Extract all lines from the data beneath that include the word "coordinate".

■ ■ ■ ■

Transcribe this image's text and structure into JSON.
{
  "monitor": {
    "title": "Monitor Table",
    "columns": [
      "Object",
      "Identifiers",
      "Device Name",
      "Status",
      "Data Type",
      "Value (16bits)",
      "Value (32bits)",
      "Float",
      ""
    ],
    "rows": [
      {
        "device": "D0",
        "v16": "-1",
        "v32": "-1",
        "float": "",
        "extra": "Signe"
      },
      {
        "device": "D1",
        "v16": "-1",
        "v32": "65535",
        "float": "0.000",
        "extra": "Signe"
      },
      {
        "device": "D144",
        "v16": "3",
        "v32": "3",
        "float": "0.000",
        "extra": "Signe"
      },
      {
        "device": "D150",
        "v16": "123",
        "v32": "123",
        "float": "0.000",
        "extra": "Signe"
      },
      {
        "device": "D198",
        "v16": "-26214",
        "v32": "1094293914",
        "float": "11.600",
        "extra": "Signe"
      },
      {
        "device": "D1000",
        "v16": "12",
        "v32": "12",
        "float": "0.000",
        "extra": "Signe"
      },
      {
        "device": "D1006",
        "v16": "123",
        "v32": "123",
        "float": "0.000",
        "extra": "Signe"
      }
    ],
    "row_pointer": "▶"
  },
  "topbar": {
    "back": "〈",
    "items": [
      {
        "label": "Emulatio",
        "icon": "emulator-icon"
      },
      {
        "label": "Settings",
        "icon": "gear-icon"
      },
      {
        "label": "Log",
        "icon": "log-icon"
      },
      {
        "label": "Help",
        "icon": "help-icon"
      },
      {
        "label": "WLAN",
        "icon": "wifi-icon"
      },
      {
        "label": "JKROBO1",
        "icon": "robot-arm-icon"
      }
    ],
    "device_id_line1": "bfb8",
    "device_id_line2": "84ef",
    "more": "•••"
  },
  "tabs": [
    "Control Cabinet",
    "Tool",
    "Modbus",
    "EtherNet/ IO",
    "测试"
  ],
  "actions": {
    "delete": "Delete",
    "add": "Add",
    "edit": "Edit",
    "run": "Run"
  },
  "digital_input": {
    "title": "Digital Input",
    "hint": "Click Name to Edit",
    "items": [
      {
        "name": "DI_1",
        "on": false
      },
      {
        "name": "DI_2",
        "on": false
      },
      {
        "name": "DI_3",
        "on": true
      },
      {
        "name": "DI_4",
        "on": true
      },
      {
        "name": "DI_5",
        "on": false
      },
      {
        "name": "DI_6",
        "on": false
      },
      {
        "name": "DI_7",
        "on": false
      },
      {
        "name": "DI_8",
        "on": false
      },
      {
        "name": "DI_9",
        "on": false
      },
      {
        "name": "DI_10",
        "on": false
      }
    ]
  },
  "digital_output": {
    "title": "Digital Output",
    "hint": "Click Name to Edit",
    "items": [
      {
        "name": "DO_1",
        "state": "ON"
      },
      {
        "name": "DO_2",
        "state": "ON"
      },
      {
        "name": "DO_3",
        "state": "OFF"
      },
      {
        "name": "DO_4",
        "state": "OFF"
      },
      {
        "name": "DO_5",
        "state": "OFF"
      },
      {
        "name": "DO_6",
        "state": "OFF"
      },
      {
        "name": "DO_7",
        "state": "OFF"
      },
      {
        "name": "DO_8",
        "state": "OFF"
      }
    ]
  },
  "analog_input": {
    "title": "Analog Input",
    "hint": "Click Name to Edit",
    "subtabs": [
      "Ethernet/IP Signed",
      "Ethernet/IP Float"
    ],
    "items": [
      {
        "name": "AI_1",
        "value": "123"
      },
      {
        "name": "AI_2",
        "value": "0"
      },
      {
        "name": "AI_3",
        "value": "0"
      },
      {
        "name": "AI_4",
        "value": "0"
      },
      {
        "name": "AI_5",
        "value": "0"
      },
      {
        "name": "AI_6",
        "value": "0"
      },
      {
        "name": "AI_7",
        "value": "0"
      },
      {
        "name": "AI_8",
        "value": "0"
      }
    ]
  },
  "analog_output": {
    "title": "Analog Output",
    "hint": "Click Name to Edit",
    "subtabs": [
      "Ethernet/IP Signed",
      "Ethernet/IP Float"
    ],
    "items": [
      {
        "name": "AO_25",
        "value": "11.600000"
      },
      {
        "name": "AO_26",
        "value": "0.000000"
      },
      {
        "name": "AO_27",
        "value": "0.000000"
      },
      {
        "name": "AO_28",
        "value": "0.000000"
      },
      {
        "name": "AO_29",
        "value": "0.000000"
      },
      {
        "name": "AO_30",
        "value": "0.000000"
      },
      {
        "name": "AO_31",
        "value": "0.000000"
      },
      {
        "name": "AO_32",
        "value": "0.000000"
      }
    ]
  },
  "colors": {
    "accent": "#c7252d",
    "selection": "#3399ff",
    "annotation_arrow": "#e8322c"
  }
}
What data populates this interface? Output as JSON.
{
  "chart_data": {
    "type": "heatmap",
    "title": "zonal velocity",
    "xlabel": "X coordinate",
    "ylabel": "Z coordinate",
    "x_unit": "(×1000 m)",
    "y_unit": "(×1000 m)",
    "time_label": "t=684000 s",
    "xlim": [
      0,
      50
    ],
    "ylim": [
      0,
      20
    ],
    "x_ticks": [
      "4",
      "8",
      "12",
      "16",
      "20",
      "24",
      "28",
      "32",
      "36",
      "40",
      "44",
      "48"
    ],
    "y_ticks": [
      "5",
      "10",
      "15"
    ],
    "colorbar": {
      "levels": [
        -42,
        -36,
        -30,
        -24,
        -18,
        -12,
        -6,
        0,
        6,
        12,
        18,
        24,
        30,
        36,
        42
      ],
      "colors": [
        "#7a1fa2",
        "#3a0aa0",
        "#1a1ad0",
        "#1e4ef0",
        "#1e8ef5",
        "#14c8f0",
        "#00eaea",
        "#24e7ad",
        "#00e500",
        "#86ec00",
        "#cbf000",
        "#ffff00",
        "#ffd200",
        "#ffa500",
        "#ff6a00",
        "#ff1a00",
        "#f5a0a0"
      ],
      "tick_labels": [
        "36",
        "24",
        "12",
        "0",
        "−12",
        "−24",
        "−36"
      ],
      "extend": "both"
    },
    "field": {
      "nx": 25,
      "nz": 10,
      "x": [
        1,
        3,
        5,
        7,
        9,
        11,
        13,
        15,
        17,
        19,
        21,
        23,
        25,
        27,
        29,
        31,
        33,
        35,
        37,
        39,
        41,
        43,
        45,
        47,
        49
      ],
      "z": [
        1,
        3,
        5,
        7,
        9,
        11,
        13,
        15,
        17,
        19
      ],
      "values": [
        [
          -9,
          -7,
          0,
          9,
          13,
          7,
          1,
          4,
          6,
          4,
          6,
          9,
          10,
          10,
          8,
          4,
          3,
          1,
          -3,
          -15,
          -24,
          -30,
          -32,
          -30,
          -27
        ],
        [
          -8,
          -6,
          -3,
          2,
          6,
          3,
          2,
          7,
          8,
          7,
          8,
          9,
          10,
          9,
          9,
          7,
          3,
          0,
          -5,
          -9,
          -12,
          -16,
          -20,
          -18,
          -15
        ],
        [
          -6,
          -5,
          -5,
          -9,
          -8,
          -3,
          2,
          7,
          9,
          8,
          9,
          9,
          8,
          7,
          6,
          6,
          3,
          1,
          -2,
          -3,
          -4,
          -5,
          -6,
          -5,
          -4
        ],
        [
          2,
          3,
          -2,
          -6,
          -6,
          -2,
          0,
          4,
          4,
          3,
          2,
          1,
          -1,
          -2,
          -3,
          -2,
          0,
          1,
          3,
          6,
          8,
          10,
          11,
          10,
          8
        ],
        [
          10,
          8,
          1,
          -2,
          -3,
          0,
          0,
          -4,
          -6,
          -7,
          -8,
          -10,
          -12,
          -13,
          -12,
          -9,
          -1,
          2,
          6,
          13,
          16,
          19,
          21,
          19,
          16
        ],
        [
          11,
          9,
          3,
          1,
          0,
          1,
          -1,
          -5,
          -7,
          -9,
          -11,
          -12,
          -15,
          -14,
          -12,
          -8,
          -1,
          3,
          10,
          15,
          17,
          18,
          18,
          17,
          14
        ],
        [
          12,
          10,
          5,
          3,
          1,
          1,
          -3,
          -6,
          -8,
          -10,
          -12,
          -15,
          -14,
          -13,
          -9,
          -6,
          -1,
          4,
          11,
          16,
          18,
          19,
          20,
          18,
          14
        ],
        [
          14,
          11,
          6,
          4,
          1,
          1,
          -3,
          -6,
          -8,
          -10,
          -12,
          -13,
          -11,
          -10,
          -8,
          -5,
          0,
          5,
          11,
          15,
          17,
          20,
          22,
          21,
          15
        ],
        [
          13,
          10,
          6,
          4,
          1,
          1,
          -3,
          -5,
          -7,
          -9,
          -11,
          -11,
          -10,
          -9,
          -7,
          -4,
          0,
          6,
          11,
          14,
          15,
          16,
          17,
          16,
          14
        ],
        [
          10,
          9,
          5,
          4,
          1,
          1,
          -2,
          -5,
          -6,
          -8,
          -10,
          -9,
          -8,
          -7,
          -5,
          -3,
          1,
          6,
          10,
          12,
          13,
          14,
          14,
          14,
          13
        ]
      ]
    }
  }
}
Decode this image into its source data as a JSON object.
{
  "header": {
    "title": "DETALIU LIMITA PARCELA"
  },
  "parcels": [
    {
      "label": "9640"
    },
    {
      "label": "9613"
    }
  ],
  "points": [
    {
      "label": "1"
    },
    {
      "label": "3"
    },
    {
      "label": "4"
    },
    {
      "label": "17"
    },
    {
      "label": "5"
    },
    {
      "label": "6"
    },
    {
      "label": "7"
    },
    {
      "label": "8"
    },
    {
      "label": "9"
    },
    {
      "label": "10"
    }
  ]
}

■ ■ ■ ■

» WRITTEN ANSWER
    "xlabel": "X coordinate",
    "ylabel": "Z coordinate",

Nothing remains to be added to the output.